▸ **Directions for this task**:
The entries below should be given again exactly, minus their pictures.

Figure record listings

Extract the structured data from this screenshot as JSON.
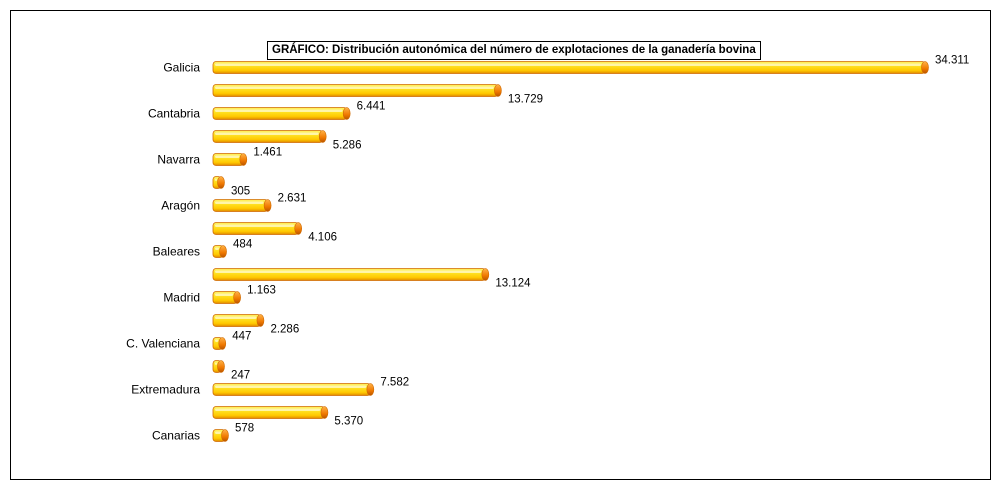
{
  "chart_data": {
    "type": "bar",
    "orientation": "horizontal",
    "title": "GRÁFICO: Distribución autonómica del número de explotaciones de la ganadería bovina",
    "categories": [
      "Galicia",
      "",
      "Cantabria",
      "",
      "Navarra",
      "",
      "Aragón",
      "",
      "Baleares",
      "",
      "Madrid",
      "",
      "C. Valenciana",
      "",
      "Extremadura",
      "",
      "Canarias"
    ],
    "values": [
      34311,
      13729,
      6441,
      5286,
      1461,
      305,
      2631,
      4106,
      484,
      13124,
      1163,
      2286,
      447,
      247,
      7582,
      5370,
      578
    ],
    "data_labels": [
      "34.311",
      "13.729",
      "6.441",
      "5.286",
      "1.461",
      "305",
      "2.631",
      "4.106",
      "484",
      "13.124",
      "1.163",
      "2.286",
      "447",
      "247",
      "7.582",
      "5.370",
      "578"
    ],
    "xlim": [
      0,
      34311
    ],
    "grid": false,
    "legend": "none",
    "colors": {
      "bar_light": "#fff36a",
      "bar_mid": "#ffd700",
      "bar_dark": "#e9a400",
      "bar_end": "#f07800",
      "bar_edge": "#cf6a00"
    }
  }
}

▸ **Output of the exercise**:
Extract the structured data from this screenshot as JSON.
{
  "chart_data": {
    "type": "bar",
    "orientation": "horizontal",
    "title": "GRÁFICO: Distribución autonómica del número de explotaciones de la ganadería bovina",
    "categories": [
      "Galicia",
      "",
      "Cantabria",
      "",
      "Navarra",
      "",
      "Aragón",
      "",
      "Baleares",
      "",
      "Madrid",
      "",
      "C. Valenciana",
      "",
      "Extremadura",
      "",
      "Canarias"
    ],
    "values": [
      34311,
      13729,
      6441,
      5286,
      1461,
      305,
      2631,
      4106,
      484,
      13124,
      1163,
      2286,
      447,
      247,
      7582,
      5370,
      578
    ],
    "data_labels": [
      "34.311",
      "13.729",
      "6.441",
      "5.286",
      "1.461",
      "305",
      "2.631",
      "4.106",
      "484",
      "13.124",
      "1.163",
      "2.286",
      "447",
      "247",
      "7.582",
      "5.370",
      "578"
    ],
    "xlim": [
      0,
      34311
    ],
    "grid": false,
    "legend": "none",
    "colors": {
      "bar_light": "#fff36a",
      "bar_mid": "#ffd700",
      "bar_dark": "#e9a400",
      "bar_end": "#f07800",
      "bar_edge": "#cf6a00"
    }
  }
}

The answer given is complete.